** Begin Input for this task **
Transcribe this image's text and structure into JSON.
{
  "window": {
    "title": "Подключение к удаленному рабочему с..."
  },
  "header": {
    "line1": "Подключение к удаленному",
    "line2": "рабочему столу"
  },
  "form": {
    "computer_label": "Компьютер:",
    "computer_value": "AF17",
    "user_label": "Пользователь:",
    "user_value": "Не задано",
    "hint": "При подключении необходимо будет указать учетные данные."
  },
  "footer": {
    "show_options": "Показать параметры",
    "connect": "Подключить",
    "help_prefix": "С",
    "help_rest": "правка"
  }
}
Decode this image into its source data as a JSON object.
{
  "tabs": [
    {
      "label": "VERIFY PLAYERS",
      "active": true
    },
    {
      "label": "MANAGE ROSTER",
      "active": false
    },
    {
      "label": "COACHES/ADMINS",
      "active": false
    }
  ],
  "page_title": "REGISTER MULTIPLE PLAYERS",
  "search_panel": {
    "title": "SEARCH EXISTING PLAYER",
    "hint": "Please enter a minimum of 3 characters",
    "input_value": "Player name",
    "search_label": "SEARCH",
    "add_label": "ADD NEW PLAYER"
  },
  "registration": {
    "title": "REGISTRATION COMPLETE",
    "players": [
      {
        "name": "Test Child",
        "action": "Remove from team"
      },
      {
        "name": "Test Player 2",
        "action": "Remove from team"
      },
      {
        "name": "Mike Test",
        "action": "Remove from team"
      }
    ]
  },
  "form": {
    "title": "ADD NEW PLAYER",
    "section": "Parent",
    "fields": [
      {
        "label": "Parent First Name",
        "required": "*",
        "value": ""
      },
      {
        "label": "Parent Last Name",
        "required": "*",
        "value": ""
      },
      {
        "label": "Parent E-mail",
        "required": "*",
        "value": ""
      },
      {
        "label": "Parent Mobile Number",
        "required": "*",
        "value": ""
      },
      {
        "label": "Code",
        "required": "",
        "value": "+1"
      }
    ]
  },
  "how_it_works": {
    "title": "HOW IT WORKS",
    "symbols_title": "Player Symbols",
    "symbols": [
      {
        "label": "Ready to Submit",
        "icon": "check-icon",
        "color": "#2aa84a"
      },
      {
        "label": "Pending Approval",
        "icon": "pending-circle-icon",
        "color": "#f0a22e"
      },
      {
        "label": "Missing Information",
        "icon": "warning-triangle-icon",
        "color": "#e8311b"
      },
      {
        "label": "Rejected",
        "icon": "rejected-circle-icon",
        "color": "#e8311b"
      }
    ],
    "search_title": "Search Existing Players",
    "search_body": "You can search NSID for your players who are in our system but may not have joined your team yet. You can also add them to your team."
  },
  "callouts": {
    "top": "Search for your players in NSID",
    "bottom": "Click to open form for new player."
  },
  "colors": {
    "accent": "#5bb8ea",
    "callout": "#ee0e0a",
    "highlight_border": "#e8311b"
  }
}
** End Input for this task **
→ Exercise requirements
Report how many lines in this data include the string "image", and nothing else.

→ Answer in full
2